DIRECTIONS FOR THIS TASK → Repeat each record below exactly, dropping the pictures.

EXERCISE MATERIALS →
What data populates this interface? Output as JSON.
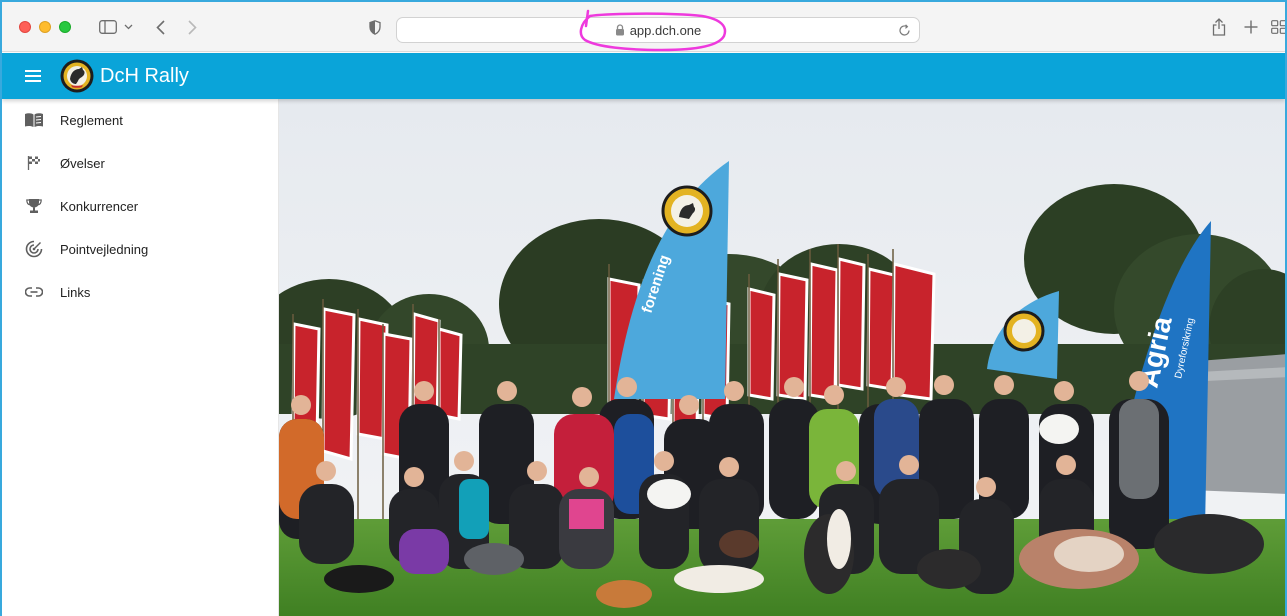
{
  "browser": {
    "url": "app.dch.one",
    "icons": {
      "sidebar": "sidebar-icon",
      "back": "chevron-left-icon",
      "forward": "chevron-right-icon",
      "privacy": "shield-icon",
      "lock": "lock-icon",
      "reload": "reload-icon",
      "share": "share-icon",
      "new_tab": "plus-icon",
      "tab_overview": "grid-icon"
    }
  },
  "app": {
    "title": "DcH Rally",
    "accent_color": "#0aa4d9",
    "logo_icon": "dch-logo"
  },
  "nav": {
    "items": [
      {
        "label": "Reglement",
        "icon": "book-icon"
      },
      {
        "label": "Øvelser",
        "icon": "checkered-flag-icon"
      },
      {
        "label": "Konkurrencer",
        "icon": "trophy-icon"
      },
      {
        "label": "Pointvejledning",
        "icon": "target-icon"
      },
      {
        "label": "Links",
        "icon": "link-icon"
      }
    ]
  },
  "hero": {
    "banner_left_text": "forening",
    "banner_right_brand": "Agria",
    "banner_right_sub": "Dyreforsikring"
  }
}
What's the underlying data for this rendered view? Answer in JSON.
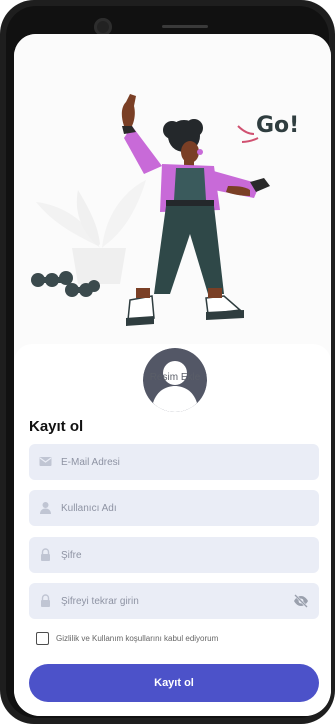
{
  "illustration": {
    "speech": "Go!"
  },
  "avatar": {
    "label": "Resim Ekle"
  },
  "form": {
    "title": "Kayıt ol",
    "email": {
      "placeholder": "E-Mail Adresi",
      "value": ""
    },
    "username": {
      "placeholder": "Kullanıcı Adı",
      "value": ""
    },
    "password": {
      "placeholder": "Şifre",
      "value": ""
    },
    "password_repeat": {
      "placeholder": "Şifreyi tekrar girin",
      "value": ""
    },
    "terms_label": "Gizlilik ve Kullanım koşullarını kabul ediyorum",
    "terms_checked": false,
    "submit_label": "Kayıt ol"
  },
  "colors": {
    "accent": "#4c52c9",
    "field_bg": "#eaedf6",
    "avatar": "#535766",
    "illustration_top": "#c86ad8",
    "illustration_pants": "#2f4848"
  }
}
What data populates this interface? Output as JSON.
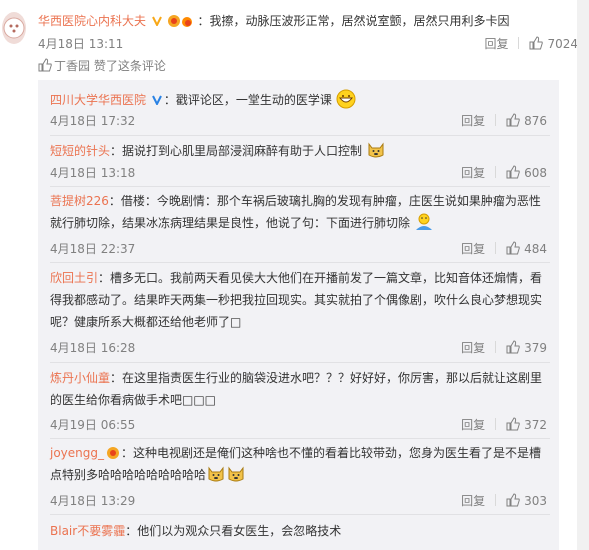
{
  "main_comment": {
    "user": "华西医院心内科大夫",
    "text": "：我擦，动脉压波形正常，居然说室颤，居然只用利多卡因",
    "date": "4月18日 13:11",
    "reply_label": "回复",
    "like_count": "7024",
    "liked_by": "丁香园 赞了这条评论",
    "colors": {
      "username": "#eb7350",
      "meta": "#808080",
      "panel": "#f2f2f5"
    }
  },
  "replies": [
    {
      "user": "四川大学华西医院",
      "text": "：戳评论区，一堂生动的医学课",
      "date": "4月18日 17:32",
      "reply_label": "回复",
      "likes": "876",
      "emoji": "grin-emoji",
      "verified": true
    },
    {
      "user": "短短的针头",
      "text": "：据说打到心肌里局部浸润麻醉有助于人口控制",
      "date": "4月18日 13:18",
      "reply_label": "回复",
      "likes": "608",
      "emoji": "doge-emoji"
    },
    {
      "user": "菩提树226",
      "text": "：借楼：今晚剧情：那个车祸后玻璃扎胸的发现有肿瘤，庄医生说如果肿瘤为恶性就行肺切除，结果冰冻病理结果是良性，他说了句：下面进行肺切除",
      "date": "4月18日 22:37",
      "reply_label": "回复",
      "likes": "484",
      "emoji": "shrug-emoji"
    },
    {
      "user": "欣回土引",
      "text": "：槽多无口。我前两天看见侯大大他们在开播前发了一篇文章，比知音体还煽情，看得我都感动了。结果昨天两集一秒把我拉回现实。其实就拍了个偶像剧，吹什么良心梦想现实呢？健康所系大概都还给他老师了□",
      "date": "4月18日 16:28",
      "reply_label": "回复",
      "likes": "379"
    },
    {
      "user": "炼丹小仙童",
      "text": "：在这里指责医生行业的脑袋没进水吧？？？好好好，你厉害，那以后就让这剧里的医生给你看病做手术吧□□□",
      "date": "4月19日 06:55",
      "reply_label": "回复",
      "likes": "372"
    },
    {
      "user": "joyengg_",
      "text": "：这种电视剧还是俺们这种啥也不懂的看着比较带劲，您身为医生看了是不是槽点特别多哈哈哈哈哈哈哈哈哈",
      "date": "4月18日 13:29",
      "reply_label": "回复",
      "likes": "303",
      "emoji": "doge-emoji",
      "has_medal": true
    },
    {
      "user": "Blair不要雾霾",
      "text": "：他们以为观众只看女医生，会忽略技术"
    }
  ]
}
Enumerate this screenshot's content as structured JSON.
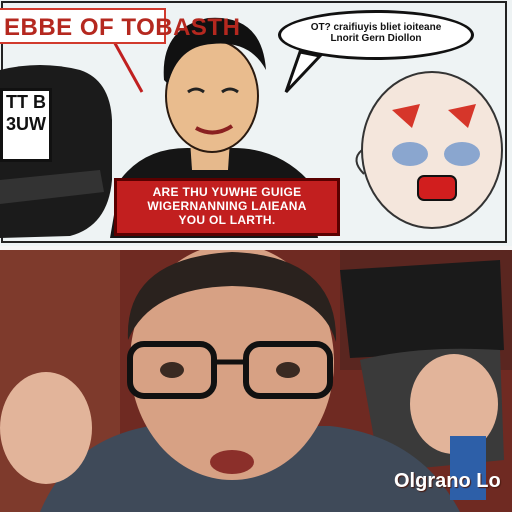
{
  "top_panel": {
    "title": "EBBE OF TOBASTH",
    "speech_bubble_lines": [
      "OT? craifiuyis bliet ioiteane",
      "Lnorit Gern Diollon"
    ],
    "sign_lines": [
      "TT B",
      "3UW"
    ],
    "caption_lines": [
      "ARE THU YUWHE GUIGE",
      "WIGERNANNING LAIEANA",
      "YOU OL LARTH."
    ]
  },
  "bottom_panel": {
    "watermark": "Olgrano Lo"
  },
  "colors": {
    "title_red": "#b5281f",
    "caption_red": "#c21f1f",
    "background_red": "#7a2b22"
  }
}
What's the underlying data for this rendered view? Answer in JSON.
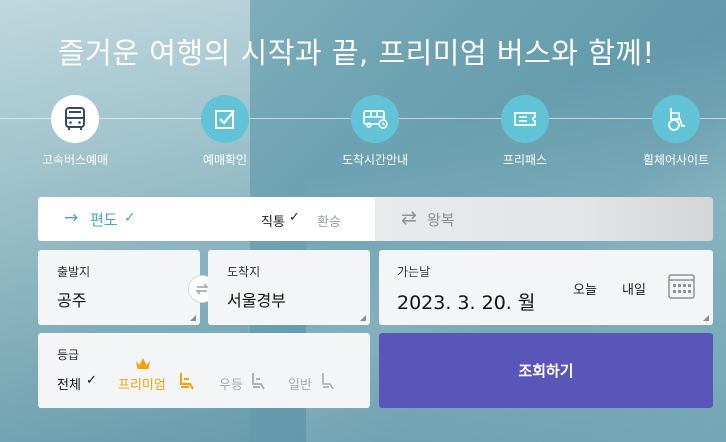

SOLUTION TO THE EXERCISE →
What data populates this interface? Output as JSON.
{
  "browser": {
    "url": "app.dch.one",
    "icons": {
      "sidebar": "sidebar-icon",
      "back": "chevron-left-icon",
      "forward": "chevron-right-icon",
      "privacy": "shield-icon",
      "lock": "lock-icon",
      "reload": "reload-icon",
      "share": "share-icon",
      "new_tab": "plus-icon",
      "tab_overview": "grid-icon"
    }
  },
  "app": {
    "title": "DcH Rally",
    "accent_color": "#0aa4d9",
    "logo_icon": "dch-logo"
  },
  "nav": {
    "items": [
      {
        "label": "Reglement",
        "icon": "book-icon"
      },
      {
        "label": "Øvelser",
        "icon": "checkered-flag-icon"
      },
      {
        "label": "Konkurrencer",
        "icon": "trophy-icon"
      },
      {
        "label": "Pointvejledning",
        "icon": "target-icon"
      },
      {
        "label": "Links",
        "icon": "link-icon"
      }
    ]
  },
  "hero": {
    "banner_left_text": "forening",
    "banner_right_brand": "Agria",
    "banner_right_sub": "Dyreforsikring"
  }
}
What's the underlying data for this rendered view? Answer in JSON.
{
  "illustration": {
    "speech": "Go!"
  },
  "avatar": {
    "label": "Resim Ekle"
  },
  "form": {
    "title": "Kayıt ol",
    "email": {
      "placeholder": "E-Mail Adresi",
      "value": ""
    },
    "username": {
      "placeholder": "Kullanıcı Adı",
      "value": ""
    },
    "password": {
      "placeholder": "Şifre",
      "value": ""
    },
    "password_repeat": {
      "placeholder": "Şifreyi tekrar girin",
      "value": ""
    },
    "terms_label": "Gizlilik ve Kullanım koşullarını kabul ediyorum",
    "terms_checked": false,
    "submit_label": "Kayıt ol"
  },
  "colors": {
    "accent": "#4c52c9",
    "field_bg": "#eaedf6",
    "avatar": "#535766",
    "illustration_top": "#c86ad8",
    "illustration_pants": "#2f4848"
  }
}
What data populates this interface? Output as JSON.
{
  "main_comment": {
    "user": "华西医院心内科大夫",
    "text": "：我擦，动脉压波形正常，居然说室颤，居然只用利多卡因",
    "date": "4月18日 13:11",
    "reply_label": "回复",
    "like_count": "7024",
    "liked_by": "丁香园 赞了这条评论",
    "colors": {
      "username": "#eb7350",
      "meta": "#808080",
      "panel": "#f2f2f5"
    }
  },
  "replies": [
    {
      "user": "四川大学华西医院",
      "text": "：戳评论区，一堂生动的医学课",
      "date": "4月18日 17:32",
      "reply_label": "回复",
      "likes": "876",
      "emoji": "grin-emoji",
      "verified": true
    },
    {
      "user": "短短的针头",
      "text": "：据说打到心肌里局部浸润麻醉有助于人口控制",
      "date": "4月18日 13:18",
      "reply_label": "回复",
      "likes": "608",
      "emoji": "doge-emoji"
    },
    {
      "user": "菩提树226",
      "text": "：借楼：今晚剧情：那个车祸后玻璃扎胸的发现有肿瘤，庄医生说如果肿瘤为恶性就行肺切除，结果冰冻病理结果是良性，他说了句：下面进行肺切除",
      "date": "4月18日 22:37",
      "reply_label": "回复",
      "likes": "484",
      "emoji": "shrug-emoji"
    },
    {
      "user": "欣回土引",
      "text": "：槽多无口。我前两天看见侯大大他们在开播前发了一篇文章，比知音体还煽情，看得我都感动了。结果昨天两集一秒把我拉回现实。其实就拍了个偶像剧，吹什么良心梦想现实呢？健康所系大概都还给他老师了□",
      "date": "4月18日 16:28",
      "reply_label": "回复",
      "likes": "379"
    },
    {
      "user": "炼丹小仙童",
      "text": "：在这里指责医生行业的脑袋没进水吧？？？好好好，你厉害，那以后就让这剧里的医生给你看病做手术吧□□□",
      "date": "4月19日 06:55",
      "reply_label": "回复",
      "likes": "372"
    },
    {
      "user": "joyengg_",
      "text": "：这种电视剧还是俺们这种啥也不懂的看着比较带劲，您身为医生看了是不是槽点特别多哈哈哈哈哈哈哈哈哈",
      "date": "4月18日 13:29",
      "reply_label": "回复",
      "likes": "303",
      "emoji": "doge-emoji",
      "has_medal": true
    },
    {
      "user": "Blair不要雾霾",
      "text": "：他们以为观众只看女医生，会忽略技术"
    }
  ]
}
Enumerate this screenshot's content as structured JSON.
{
  "top_panel": {
    "title": "EBBE OF TOBASTH",
    "speech_bubble_lines": [
      "OT? craifiuyis bliet ioiteane",
      "Lnorit Gern Diollon"
    ],
    "sign_lines": [
      "TT B",
      "3UW"
    ],
    "caption_lines": [
      "ARE THU YUWHE GUIGE",
      "WIGERNANNING LAIEANA",
      "YOU OL LARTH."
    ]
  },
  "bottom_panel": {
    "watermark": "Olgrano Lo"
  },
  "colors": {
    "title_red": "#b5281f",
    "caption_red": "#c21f1f",
    "background_red": "#7a2b22"
  }
}
What's the underlying data for this rendered view? Answer in JSON.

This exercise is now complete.